** START OF Supplied passage **

Color scales are tied to a specific device and come without any device independent formal definition. This complicates the translation of readings between different scales. Even roast color meters that report their results using the same scale (often Agtron) can report different results due to differences in the implemented illumination and sensor technology, covering different ranges of the frequency spectrum. Color scales differ in resolution. A 10 point difference on the Agtron scale could correspond to a 16 point difference on the higher resolution Tonino scale, or just a 3 point difference on the Agtron Commercial scale.

Color readings w.r.t. multiple scales can be used to calculate mappings between those scales. For example, Rob Hoos took measurements on a number of samples using two devices [5]. A Lighttells CM100 reporting in Agtron and a Roast Vision meter reporting on a different scale. From these measurements he calculated linear mappings, functions of the form y=ax+b, which allows Roast Vision values to be approximated from Agtron readings and the other way around. Rob calculated the constants a and b through mathematical regression minimizing the total error. The measure R² indicates the quality of the approximation in a range from 0 to 1, where 1 denotes the perfect approximation.

RoastVision to Agtron mapping by Rob Hoos [5] (reconstructed using WebPlotDigitizer)

1.5 Roast Classification

“The entire idea of communicating roast color by numbers

is thoroughly confusing to customers.”

** END OF Supplied passage **
** START OF Data extract **

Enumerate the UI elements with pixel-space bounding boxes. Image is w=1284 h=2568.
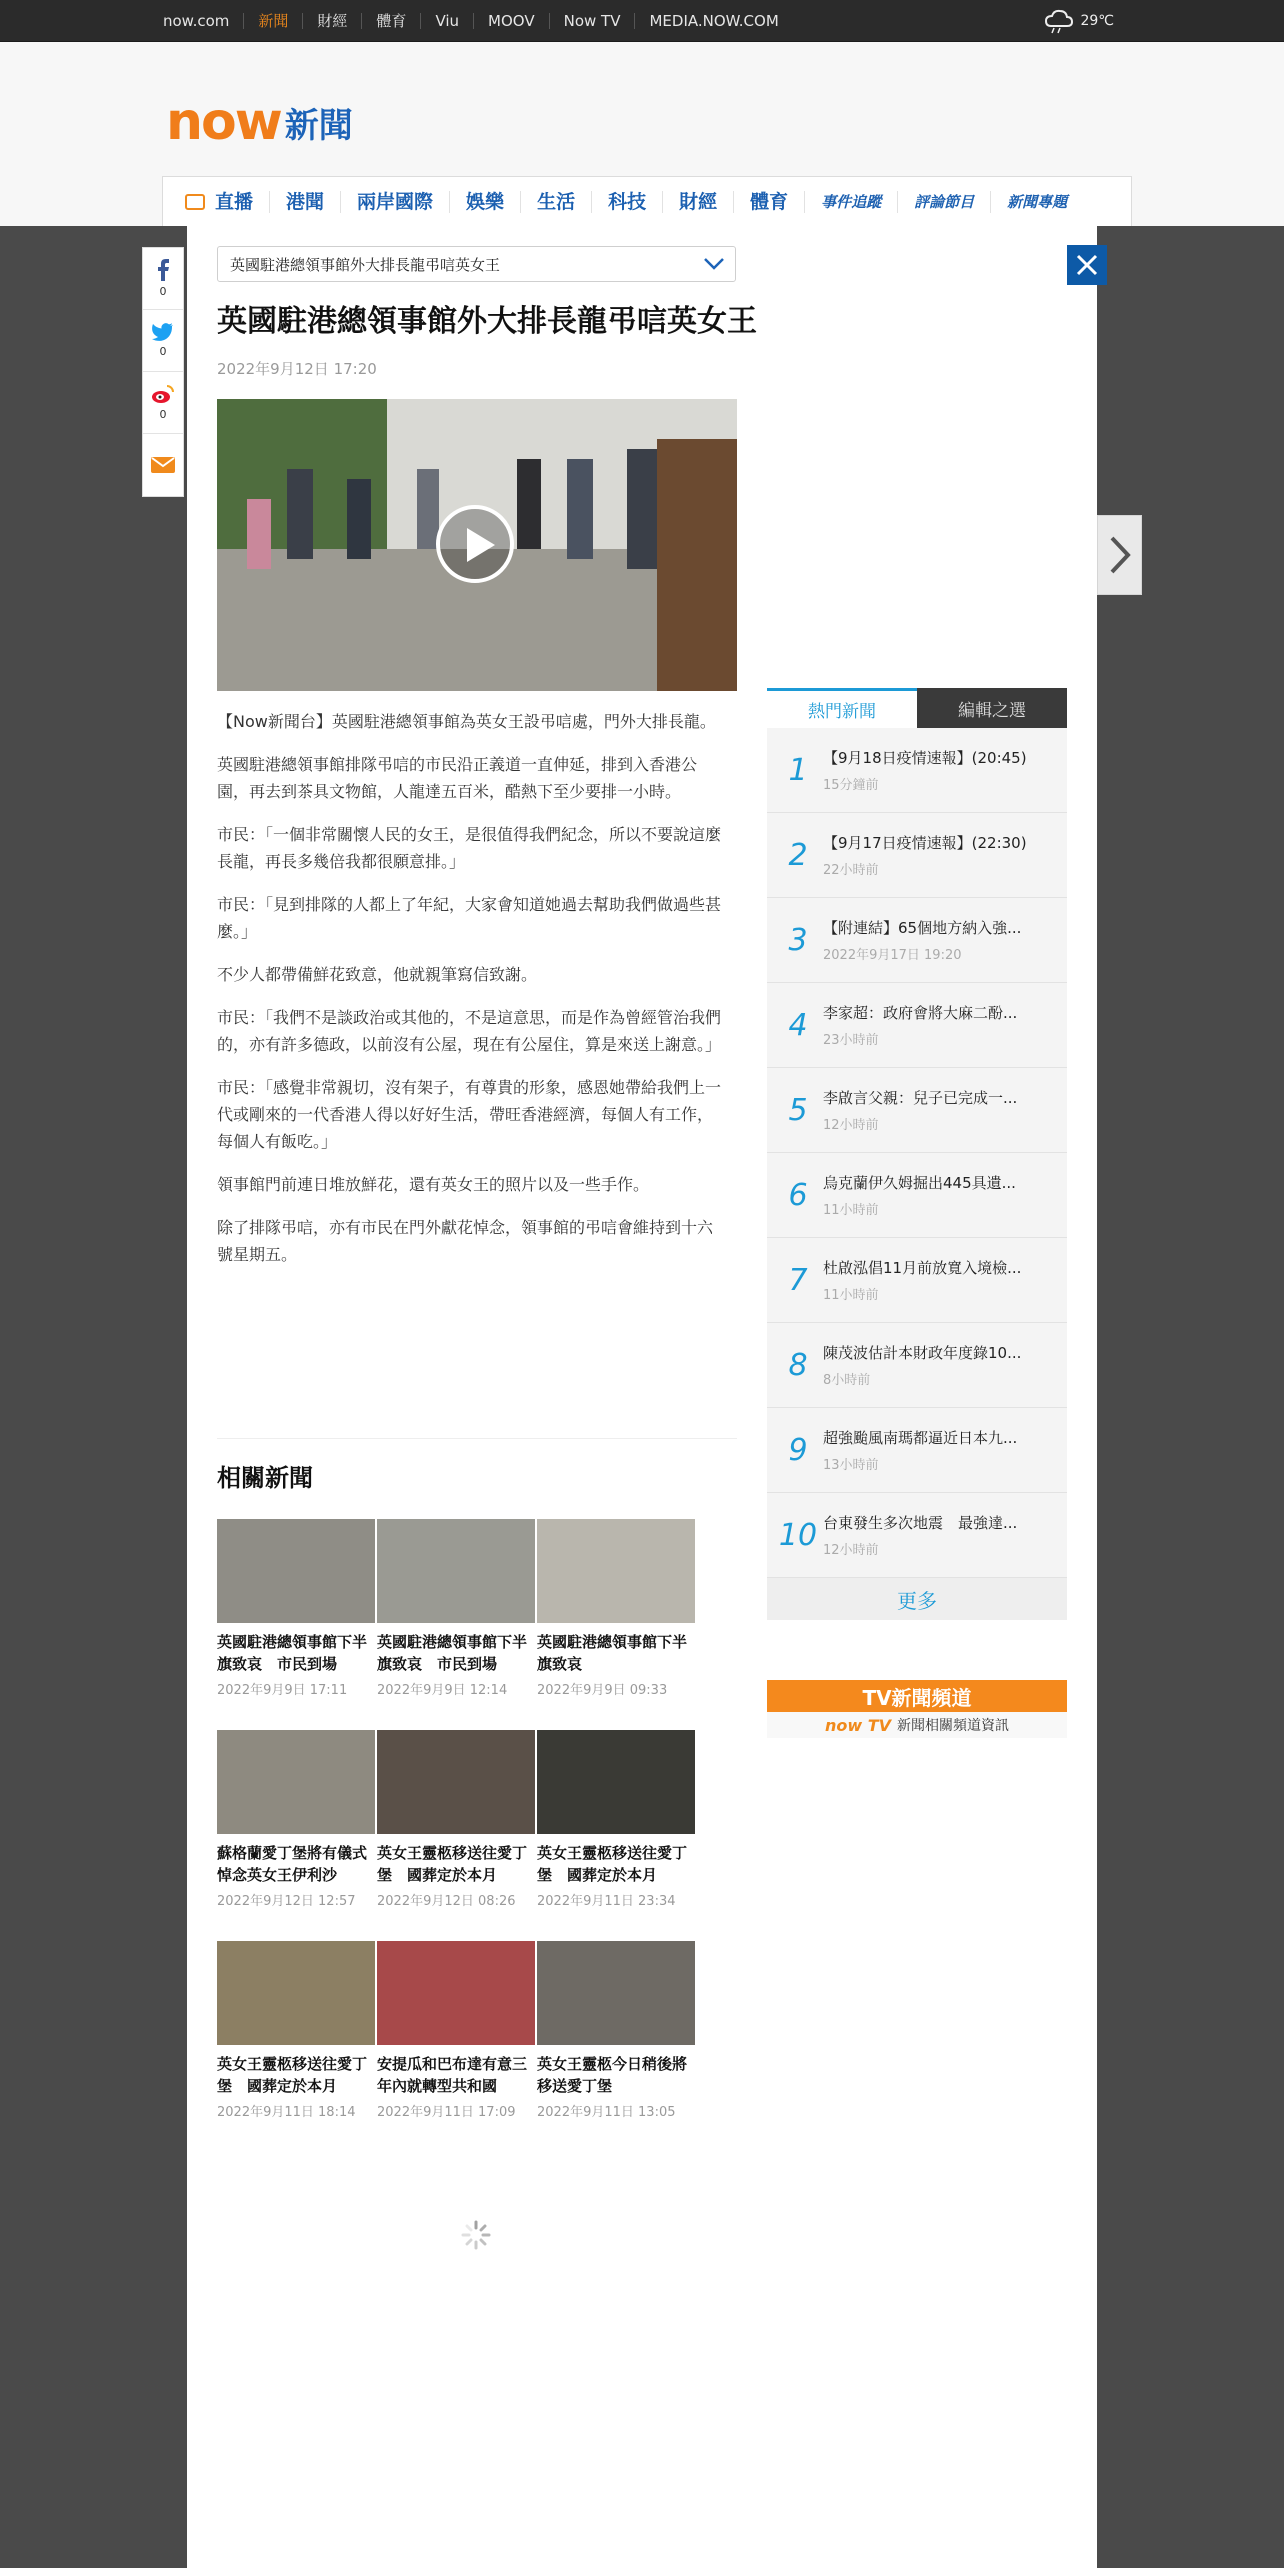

** END OF Data extract **

▶ **Task set**:
**a)** According to the roast color scales passage, a 10 point difference on the Agtron scale could match what difference on the Tonino scale?
**b)** Continue the passage on roast color scales, picking up after its closing quotation about confusing customers.

▶ **Answers below**:
**a)** A 16 point difference.

**b)**
– Kenneth Davids [6]

Before the availability of roast color meters roast degrees were communicated using terms like "French", "Turkish", "Dark", "Full City", "City", "Light", "American" and "Cinnamon". As with the roast numbers reported by roast color meter, these terms are not well defined and/or their definition, which varies from region to region, are in part based on historic confusions [6]. Today most of the more romantic names have disappeared and only the abstract terms "Dark", "Medium-Dark", "Medium", "Medium-Light" and "Light" are used to give consumers an idea on what to expect from a bag of coffee. The Agtron manual [7] defines a mapping from the Agtron scale into this coarse roast classification system aligned with the SCA color disk system.

1.6 Alternatives

“Ultimately it is the ground roast score that should be
the focus of controlling product consistency.”

– Agtron M-Basic II manual [7]

Instead of using a roast color meter, one can visually compare roasted coffee to previous roast samples or to printed color tiles. Aside from the fact that coffee, as a natural product, degrades over time and differences in surface reflectance can make printed tiles difficult to compare, our eyes' color perception and resolution is limited and varies from person to person. According to the Agtron M-Basic II manual [7], the visual resolution of our eyes with medium roasts is only around +-6 Agtron points.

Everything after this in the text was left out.